**DATA IN THIS EXERCISE**:

────

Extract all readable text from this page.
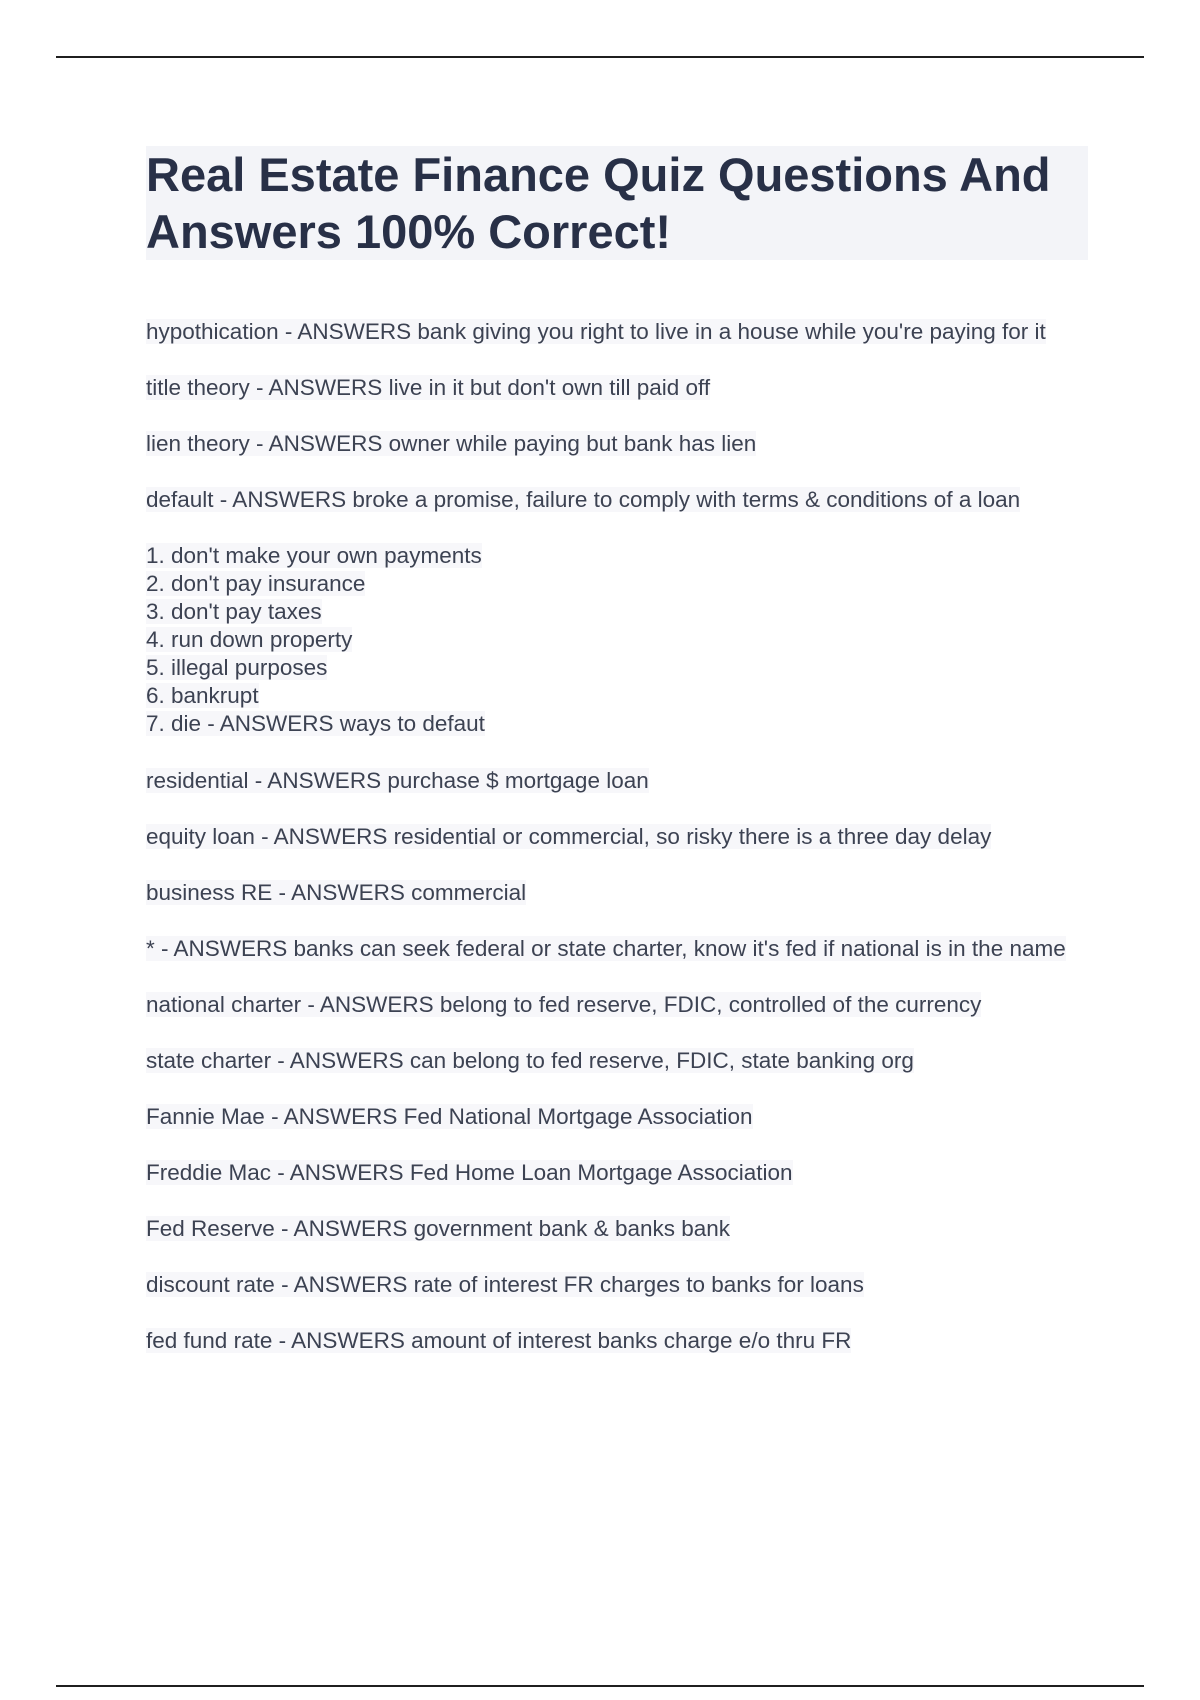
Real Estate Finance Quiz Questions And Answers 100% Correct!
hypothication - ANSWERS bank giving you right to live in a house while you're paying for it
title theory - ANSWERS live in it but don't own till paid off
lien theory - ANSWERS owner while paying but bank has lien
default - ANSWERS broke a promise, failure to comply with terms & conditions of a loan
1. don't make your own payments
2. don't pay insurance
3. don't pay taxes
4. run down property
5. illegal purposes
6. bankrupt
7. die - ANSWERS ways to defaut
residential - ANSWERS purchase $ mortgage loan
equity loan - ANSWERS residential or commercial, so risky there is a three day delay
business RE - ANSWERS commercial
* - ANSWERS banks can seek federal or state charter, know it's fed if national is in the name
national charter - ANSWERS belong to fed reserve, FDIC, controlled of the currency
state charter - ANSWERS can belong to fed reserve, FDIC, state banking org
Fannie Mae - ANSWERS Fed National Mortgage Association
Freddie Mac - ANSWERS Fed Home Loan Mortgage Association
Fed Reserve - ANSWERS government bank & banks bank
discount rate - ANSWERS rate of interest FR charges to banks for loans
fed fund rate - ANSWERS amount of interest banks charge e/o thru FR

────

**WORK INSTRUCTIONS**: Restate the records word for word, omitting images.

**RESPONSE**:
Extract all readable text from this page.
Real Estate Finance Quiz Questions And Answers 100% Correct!
hypothication - ANSWERS bank giving you right to live in a house while you're paying for it
title theory - ANSWERS live in it but don't own till paid off
lien theory - ANSWERS owner while paying but bank has lien
default - ANSWERS broke a promise, failure to comply with terms & conditions of a loan
1. don't make your own payments
2. don't pay insurance
3. don't pay taxes
4. run down property
5. illegal purposes
6. bankrupt
7. die - ANSWERS ways to defaut
residential - ANSWERS purchase $ mortgage loan
equity loan - ANSWERS residential or commercial, so risky there is a three day delay
business RE - ANSWERS commercial
* - ANSWERS banks can seek federal or state charter, know it's fed if national is in the name
national charter - ANSWERS belong to fed reserve, FDIC, controlled of the currency
state charter - ANSWERS can belong to fed reserve, FDIC, state banking org
Fannie Mae - ANSWERS Fed National Mortgage Association
Freddie Mac - ANSWERS Fed Home Loan Mortgage Association
Fed Reserve - ANSWERS government bank & banks bank
discount rate - ANSWERS rate of interest FR charges to banks for loans
fed fund rate - ANSWERS amount of interest banks charge e/o thru FR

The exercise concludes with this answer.